_WHAT TO PRODUCE_: Copy from the passage on the Baho Nugaaleed subclans, starting with the words "The Yaxye or" and ending after "in its ways.".

_DOCUMENT SECTION_:
*** Block opens ***
The Yaxye or Yahye sub-clan of Baho Nugaaleed constituted one of the four constituents of Golaweyne. Bohol Warabe, which was traditionally a Hamud Ugaas town, hosted a base for the Burcadde-godwein subdivision of Dervishes. The Muuse subclans of Baho Nugaaleed which include Ebirar and others is where the founders of the Salixiya sect among Somalis hails from, including figures such as Ali Nayroobi and Sheikh Ismail Ishaaq Urwayni and others. This spiritual backdrop would later form the basis of the Maxkamadaha Darawiishta (Dervish legal courts) in 1895 and the hundreds of muqaddims learnt in its ways.

====People====
- Galaydh Cabdi Ismaaciil, member of haroun; was of Hayaag clan

===Reer Oodeed ===
The Reer Oodeed are the Baho Nugaaleed Dhulbahante subclans who are based in intersecting territories of the central Ciid region. These include Qayaad and the Dudub subclans of Khalid, the Ebirar and Tuuryar whom once jointly proposed a stipend during the Somali British Military Administration. Their modern traditional clan chief is Ali Burale. British generals glorified and hailed the decimation and carnage inflicted upon the Reer Oodeed, specifically, the Qayaad clan by the British colonial army on account of them being Dervishes, with Qayaad spelled as Kayat:

It is a fortunate thing that the Kayat tribe, which most strongly supported him, appears to have suffered the severest losses.
*** Block closes ***
_Structured page parsing data_:
*** Block opens ***
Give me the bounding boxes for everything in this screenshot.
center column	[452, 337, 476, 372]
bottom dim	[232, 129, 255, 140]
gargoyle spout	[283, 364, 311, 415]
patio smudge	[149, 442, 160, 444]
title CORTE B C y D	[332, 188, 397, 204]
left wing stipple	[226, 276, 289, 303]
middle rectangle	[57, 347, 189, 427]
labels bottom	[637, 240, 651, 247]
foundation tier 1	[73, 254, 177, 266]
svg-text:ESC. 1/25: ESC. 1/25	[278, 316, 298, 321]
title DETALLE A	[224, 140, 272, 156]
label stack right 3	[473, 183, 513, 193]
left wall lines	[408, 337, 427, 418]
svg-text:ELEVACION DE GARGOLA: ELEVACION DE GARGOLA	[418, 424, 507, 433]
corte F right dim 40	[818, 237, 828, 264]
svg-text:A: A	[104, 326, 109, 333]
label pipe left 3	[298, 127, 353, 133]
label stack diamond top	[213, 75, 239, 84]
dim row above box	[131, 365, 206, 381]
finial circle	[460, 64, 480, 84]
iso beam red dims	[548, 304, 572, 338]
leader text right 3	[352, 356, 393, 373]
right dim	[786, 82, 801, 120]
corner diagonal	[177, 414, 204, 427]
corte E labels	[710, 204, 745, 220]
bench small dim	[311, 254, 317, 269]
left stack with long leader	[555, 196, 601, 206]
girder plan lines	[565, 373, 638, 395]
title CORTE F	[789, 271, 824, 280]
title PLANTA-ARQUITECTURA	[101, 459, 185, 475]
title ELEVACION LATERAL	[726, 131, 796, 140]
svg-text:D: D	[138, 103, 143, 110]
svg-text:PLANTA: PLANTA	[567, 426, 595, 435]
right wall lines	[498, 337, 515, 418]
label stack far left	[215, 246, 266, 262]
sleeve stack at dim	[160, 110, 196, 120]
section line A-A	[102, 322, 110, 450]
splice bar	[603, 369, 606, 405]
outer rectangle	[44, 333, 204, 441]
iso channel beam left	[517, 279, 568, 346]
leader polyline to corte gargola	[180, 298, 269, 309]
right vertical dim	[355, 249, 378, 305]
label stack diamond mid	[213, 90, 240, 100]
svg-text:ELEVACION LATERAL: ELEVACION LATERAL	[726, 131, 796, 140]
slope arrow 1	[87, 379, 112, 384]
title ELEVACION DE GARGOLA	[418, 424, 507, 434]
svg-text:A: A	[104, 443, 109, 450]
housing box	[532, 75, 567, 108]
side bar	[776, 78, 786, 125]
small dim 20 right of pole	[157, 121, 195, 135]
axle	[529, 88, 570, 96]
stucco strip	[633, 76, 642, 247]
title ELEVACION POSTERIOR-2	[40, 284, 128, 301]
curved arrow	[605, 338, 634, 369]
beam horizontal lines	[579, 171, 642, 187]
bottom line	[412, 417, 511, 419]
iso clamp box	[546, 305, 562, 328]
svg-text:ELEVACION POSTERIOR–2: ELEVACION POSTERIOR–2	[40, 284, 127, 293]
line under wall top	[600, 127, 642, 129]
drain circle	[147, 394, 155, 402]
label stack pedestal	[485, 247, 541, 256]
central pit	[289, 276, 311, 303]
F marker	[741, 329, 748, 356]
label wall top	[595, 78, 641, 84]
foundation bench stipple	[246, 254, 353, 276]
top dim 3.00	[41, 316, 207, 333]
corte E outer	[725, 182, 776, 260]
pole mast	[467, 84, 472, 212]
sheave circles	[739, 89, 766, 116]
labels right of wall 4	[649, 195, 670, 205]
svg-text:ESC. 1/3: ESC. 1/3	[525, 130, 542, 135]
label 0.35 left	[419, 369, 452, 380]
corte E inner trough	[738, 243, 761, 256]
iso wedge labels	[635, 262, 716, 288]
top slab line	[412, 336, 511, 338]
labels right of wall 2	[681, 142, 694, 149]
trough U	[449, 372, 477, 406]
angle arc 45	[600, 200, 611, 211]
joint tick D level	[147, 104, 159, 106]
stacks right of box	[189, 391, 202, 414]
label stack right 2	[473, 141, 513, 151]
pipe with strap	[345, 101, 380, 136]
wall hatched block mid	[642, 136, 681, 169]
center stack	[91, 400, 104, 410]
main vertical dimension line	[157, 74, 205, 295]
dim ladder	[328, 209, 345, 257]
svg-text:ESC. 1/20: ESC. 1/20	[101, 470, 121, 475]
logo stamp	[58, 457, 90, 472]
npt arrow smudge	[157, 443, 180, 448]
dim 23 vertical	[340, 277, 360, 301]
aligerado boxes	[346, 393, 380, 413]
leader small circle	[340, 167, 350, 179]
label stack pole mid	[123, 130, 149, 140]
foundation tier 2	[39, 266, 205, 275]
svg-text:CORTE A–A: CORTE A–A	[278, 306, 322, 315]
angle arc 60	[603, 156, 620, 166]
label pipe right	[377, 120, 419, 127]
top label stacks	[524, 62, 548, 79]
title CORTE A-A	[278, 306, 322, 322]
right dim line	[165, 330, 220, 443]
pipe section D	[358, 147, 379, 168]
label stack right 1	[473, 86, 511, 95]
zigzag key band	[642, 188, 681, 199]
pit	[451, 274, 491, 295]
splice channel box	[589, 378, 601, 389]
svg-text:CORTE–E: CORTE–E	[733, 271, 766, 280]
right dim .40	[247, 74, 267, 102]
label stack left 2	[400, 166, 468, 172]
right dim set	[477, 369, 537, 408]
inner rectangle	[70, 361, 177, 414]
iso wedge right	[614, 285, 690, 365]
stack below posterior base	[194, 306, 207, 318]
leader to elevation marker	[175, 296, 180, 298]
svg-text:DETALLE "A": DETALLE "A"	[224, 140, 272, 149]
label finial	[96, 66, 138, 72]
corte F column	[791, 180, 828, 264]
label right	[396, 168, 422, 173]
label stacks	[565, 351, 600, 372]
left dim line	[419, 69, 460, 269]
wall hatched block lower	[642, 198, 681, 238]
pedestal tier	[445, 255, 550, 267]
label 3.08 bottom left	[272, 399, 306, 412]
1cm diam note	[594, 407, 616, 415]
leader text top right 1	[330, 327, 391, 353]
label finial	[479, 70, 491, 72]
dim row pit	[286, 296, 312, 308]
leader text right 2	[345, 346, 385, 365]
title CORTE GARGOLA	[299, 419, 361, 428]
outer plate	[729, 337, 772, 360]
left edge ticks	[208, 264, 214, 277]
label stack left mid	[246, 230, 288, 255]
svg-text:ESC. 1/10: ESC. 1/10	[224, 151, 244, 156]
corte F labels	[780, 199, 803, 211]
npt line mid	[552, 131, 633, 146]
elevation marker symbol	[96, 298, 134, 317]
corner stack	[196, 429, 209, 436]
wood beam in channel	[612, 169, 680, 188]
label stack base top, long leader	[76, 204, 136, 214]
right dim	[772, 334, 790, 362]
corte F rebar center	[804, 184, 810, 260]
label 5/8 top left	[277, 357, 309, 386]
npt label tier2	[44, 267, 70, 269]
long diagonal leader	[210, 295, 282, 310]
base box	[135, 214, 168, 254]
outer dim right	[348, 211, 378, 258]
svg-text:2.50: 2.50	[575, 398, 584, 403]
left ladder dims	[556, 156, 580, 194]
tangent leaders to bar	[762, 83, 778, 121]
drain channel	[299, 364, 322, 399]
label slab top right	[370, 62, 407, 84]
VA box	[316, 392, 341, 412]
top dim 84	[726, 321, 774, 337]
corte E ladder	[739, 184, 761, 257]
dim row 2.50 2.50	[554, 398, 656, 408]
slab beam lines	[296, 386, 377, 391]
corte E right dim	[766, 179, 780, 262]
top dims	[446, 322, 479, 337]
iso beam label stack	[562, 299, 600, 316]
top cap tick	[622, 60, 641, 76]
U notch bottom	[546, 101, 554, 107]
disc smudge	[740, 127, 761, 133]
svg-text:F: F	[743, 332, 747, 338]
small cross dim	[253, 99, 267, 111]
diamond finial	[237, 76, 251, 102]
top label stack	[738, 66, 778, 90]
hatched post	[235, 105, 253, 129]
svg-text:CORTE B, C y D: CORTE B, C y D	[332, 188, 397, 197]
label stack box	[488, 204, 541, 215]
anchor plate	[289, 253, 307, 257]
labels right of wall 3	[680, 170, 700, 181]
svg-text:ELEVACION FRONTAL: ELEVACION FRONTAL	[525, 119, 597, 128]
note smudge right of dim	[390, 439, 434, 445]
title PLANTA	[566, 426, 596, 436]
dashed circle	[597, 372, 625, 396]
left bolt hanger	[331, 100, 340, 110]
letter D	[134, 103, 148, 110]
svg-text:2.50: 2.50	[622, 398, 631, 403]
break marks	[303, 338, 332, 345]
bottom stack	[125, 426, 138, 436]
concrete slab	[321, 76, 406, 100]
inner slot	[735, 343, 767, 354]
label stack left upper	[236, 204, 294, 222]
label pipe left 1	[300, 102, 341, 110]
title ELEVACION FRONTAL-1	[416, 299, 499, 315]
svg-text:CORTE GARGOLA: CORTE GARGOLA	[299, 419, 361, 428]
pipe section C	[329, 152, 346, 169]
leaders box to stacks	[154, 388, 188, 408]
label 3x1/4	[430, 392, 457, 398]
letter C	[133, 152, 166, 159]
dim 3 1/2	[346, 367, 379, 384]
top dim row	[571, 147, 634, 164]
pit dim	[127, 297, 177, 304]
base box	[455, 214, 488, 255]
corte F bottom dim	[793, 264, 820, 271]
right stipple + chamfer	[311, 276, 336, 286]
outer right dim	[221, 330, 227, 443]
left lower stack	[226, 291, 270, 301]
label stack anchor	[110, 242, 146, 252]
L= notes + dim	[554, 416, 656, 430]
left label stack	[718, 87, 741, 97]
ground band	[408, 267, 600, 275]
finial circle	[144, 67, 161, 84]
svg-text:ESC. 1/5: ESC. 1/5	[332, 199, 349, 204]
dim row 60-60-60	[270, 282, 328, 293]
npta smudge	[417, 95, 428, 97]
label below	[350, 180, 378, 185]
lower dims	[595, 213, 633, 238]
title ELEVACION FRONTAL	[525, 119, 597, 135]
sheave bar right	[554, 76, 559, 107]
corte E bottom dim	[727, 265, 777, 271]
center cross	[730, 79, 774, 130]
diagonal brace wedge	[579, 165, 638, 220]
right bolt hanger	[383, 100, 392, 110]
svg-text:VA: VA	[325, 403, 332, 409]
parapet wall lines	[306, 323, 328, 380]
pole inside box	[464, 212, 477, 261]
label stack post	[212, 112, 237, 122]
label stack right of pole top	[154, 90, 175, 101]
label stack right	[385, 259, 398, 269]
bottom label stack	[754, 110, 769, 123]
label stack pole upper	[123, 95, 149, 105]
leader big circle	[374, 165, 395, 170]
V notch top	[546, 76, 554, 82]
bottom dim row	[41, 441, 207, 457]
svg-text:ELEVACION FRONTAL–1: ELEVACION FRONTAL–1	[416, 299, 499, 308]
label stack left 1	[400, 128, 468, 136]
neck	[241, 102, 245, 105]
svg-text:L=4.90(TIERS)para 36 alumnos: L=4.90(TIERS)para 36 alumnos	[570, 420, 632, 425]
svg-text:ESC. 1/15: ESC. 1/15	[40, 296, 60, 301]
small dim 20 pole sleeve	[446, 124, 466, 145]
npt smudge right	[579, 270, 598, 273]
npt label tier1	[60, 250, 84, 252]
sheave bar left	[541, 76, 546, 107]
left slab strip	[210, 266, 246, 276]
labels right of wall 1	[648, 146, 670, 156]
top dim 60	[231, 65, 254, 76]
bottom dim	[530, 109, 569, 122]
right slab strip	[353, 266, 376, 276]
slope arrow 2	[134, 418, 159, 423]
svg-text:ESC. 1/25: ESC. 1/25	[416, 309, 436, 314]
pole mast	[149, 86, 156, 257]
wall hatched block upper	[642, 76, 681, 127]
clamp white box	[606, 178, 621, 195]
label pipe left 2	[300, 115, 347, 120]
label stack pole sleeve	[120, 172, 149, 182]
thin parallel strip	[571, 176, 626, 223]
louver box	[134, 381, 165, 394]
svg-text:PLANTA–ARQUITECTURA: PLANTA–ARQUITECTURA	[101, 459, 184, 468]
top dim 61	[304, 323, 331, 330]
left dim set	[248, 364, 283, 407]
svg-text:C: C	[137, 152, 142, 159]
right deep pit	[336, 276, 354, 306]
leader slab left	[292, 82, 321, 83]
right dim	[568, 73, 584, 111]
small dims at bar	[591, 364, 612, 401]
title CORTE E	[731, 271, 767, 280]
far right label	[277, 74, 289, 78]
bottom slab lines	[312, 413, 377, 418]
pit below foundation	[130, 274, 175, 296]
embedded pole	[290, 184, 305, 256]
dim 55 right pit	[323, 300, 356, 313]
*** Block closes ***
_ANSWER TO THIS TASK_:
The Yaxye or Yahye sub-clan of Baho Nugaaleed constituted one of the four constituents of Golaweyne. Bohol Warabe, which was traditionally a Hamud Ugaas town, hosted a base for the Burcadde-godwein subdivision of Dervishes. The Muuse subclans of Baho Nugaaleed which include Ebirar and others is where the founders of the Salixiya sect among Somalis hails from, including figures such as Ali Nayroobi and Sheikh Ismail Ishaaq Urwayni and others. This spiritual backdrop would later form the basis of the Maxkamadaha Darawiishta (Dervish legal courts) in 1895 and the hundreds of muqaddims learnt in its ways.